BRIEF:
Output the records exactly. Include every line.

DATASET:
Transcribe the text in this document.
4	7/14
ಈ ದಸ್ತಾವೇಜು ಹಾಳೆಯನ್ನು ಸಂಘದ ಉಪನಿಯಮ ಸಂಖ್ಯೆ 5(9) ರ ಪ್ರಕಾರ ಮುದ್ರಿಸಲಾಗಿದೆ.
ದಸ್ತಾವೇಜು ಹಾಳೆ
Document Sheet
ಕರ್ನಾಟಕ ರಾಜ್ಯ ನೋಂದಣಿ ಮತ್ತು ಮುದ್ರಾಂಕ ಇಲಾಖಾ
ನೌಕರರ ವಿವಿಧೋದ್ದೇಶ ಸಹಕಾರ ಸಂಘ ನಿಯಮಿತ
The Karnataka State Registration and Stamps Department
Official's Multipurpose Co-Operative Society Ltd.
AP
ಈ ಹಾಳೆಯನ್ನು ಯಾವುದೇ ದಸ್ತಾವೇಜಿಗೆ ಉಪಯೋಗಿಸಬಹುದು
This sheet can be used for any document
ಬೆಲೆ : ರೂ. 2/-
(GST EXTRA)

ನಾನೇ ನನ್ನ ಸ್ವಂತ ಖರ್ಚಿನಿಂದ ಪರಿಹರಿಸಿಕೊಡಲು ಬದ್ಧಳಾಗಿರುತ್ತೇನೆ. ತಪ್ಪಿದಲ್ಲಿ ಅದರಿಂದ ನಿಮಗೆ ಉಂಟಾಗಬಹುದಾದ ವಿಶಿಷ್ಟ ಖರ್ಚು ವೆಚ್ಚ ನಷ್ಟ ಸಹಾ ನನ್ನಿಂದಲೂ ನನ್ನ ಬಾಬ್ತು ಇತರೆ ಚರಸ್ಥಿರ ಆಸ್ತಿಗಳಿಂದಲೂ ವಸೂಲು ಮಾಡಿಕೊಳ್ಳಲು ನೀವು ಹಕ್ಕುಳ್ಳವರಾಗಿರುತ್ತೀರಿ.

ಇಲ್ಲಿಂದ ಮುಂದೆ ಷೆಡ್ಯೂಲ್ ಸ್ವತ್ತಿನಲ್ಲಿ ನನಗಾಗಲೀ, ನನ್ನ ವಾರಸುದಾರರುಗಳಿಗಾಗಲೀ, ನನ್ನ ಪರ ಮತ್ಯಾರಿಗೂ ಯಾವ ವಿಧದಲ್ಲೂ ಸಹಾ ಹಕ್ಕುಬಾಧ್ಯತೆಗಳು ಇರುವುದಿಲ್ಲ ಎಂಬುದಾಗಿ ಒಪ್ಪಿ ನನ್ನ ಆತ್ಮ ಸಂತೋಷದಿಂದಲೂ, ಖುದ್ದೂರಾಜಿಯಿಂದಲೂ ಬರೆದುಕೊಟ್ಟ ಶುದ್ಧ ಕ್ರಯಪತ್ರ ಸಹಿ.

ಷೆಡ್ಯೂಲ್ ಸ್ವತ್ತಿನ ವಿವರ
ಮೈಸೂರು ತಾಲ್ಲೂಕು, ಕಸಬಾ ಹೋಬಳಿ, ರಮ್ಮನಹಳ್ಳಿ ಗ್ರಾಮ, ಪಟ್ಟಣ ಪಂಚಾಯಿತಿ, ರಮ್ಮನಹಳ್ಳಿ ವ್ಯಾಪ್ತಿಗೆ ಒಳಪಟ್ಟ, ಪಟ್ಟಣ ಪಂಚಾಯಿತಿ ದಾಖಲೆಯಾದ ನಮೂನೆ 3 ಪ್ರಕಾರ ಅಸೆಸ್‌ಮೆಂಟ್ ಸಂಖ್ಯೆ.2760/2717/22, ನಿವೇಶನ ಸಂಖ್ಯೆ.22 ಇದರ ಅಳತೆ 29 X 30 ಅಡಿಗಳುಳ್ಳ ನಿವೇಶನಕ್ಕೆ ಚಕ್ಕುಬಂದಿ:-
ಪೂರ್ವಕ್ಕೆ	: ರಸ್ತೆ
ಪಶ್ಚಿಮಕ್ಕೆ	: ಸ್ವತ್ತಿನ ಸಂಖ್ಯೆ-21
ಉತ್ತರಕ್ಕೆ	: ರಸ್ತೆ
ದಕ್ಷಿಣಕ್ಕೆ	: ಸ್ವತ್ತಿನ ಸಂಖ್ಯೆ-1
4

CORRECT RESULT:
Transcribe the text in this document.
4	7/14
ಈ ದಸ್ತಾವೇಜು ಹಾಳೆಯನ್ನು ಸಂಘದ ಉಪನಿಯಮ ಸಂಖ್ಯೆ 5(9) ರ ಪ್ರಕಾರ ಮುದ್ರಿಸಲಾಗಿದೆ.
ದಸ್ತಾವೇಜು ಹಾಳೆ
Document Sheet
ಕರ್ನಾಟಕ ರಾಜ್ಯ ನೋಂದಣಿ ಮತ್ತು ಮುದ್ರಾಂಕ ಇಲಾಖಾ
ನೌಕರರ ವಿವಿಧೋದ್ದೇಶ ಸಹಕಾರ ಸಂಘ ನಿಯಮಿತ
The Karnataka State Registration and Stamps Department
Official's Multipurpose Co-Operative Society Ltd.
AP
ಈ ಹಾಳೆಯನ್ನು ಯಾವುದೇ ದಸ್ತಾವೇಜಿಗೆ ಉಪಯೋಗಿಸಬಹುದು
This sheet can be used for any document
ಬೆಲೆ : ರೂ. 2/-
(GST EXTRA)

ನಾನೇ ನನ್ನ ಸ್ವಂತ ಖರ್ಚಿನಿಂದ ಪರಿಹರಿಸಿಕೊಡಲು ಬದ್ಧಳಾಗಿರುತ್ತೇನೆ. ತಪ್ಪಿದಲ್ಲಿ ಅದರಿಂದ ನಿಮಗೆ ಉಂಟಾಗಬಹುದಾದ ವಿಶಿಷ್ಟ ಖರ್ಚು ವೆಚ್ಚ ನಷ್ಟ ಸಹಾ ನನ್ನಿಂದಲೂ ನನ್ನ ಬಾಬ್ತು ಇತರೆ ಚರಸ್ಥಿರ ಆಸ್ತಿಗಳಿಂದಲೂ ವಸೂಲು ಮಾಡಿಕೊಳ್ಳಲು ನೀವು ಹಕ್ಕುಳ್ಳವರಾಗಿರುತ್ತೀರಿ.

ಇಲ್ಲಿಂದ ಮುಂದೆ ಷೆಡ್ಯೂಲ್ ಸ್ವತ್ತಿನಲ್ಲಿ ನನಗಾಗಲೀ, ನನ್ನ ವಾರಸುದಾರರುಗಳಿಗಾಗಲೀ, ನನ್ನ ಪರ ಮತ್ಯಾರಿಗೂ ಯಾವ ವಿಧದಲ್ಲೂ ಸಹಾ ಹಕ್ಕುಬಾಧ್ಯತೆಗಳು ಇರುವುದಿಲ್ಲ ಎಂಬುದಾಗಿ ಒಪ್ಪಿ ನನ್ನ ಆತ್ಮ ಸಂತೋಷದಿಂದಲೂ, ಖುದ್ದೂರಾಜಿಯಿಂದಲೂ ಬರೆದುಕೊಟ್ಟ ಶುದ್ಧ ಕ್ರಯಪತ್ರ ಸಹಿ.

ಷೆಡ್ಯೂಲ್ ಸ್ವತ್ತಿನ ವಿವರ
ಮೈಸೂರು ತಾಲ್ಲೂಕು, ಕಸಬಾ ಹೋಬಳಿ, ರಮ್ಮನಹಳ್ಳಿ ಗ್ರಾಮ, ಪಟ್ಟಣ ಪಂಚಾಯಿತಿ, ರಮ್ಮನಹಳ್ಳಿ ವ್ಯಾಪ್ತಿಗೆ ಒಳಪಟ್ಟ, ಪಟ್ಟಣ ಪಂಚಾಯಿತಿ ದಾಖಲೆಯಾದ ನಮೂನೆ 3 ಪ್ರಕಾರ ಅಸೆಸ್‌ಮೆಂಟ್ ಸಂಖ್ಯೆ.2760/2717/22, ನಿವೇಶನ ಸಂಖ್ಯೆ.22 ಇದರ ಅಳತೆ 29 X 30 ಅಡಿಗಳುಳ್ಳ ನಿವೇಶನಕ್ಕೆ ಚಕ್ಕುಬಂದಿ:-
ಪೂರ್ವಕ್ಕೆ	: ರಸ್ತೆ
ಪಶ್ಚಿಮಕ್ಕೆ	: ಸ್ವತ್ತಿನ ಸಂಖ್ಯೆ-21
ಉತ್ತರಕ್ಕೆ	: ರಸ್ತೆ
ದಕ್ಷಿಣಕ್ಕೆ	: ಸ್ವತ್ತಿನ ಸಂಖ್ಯೆ-1
4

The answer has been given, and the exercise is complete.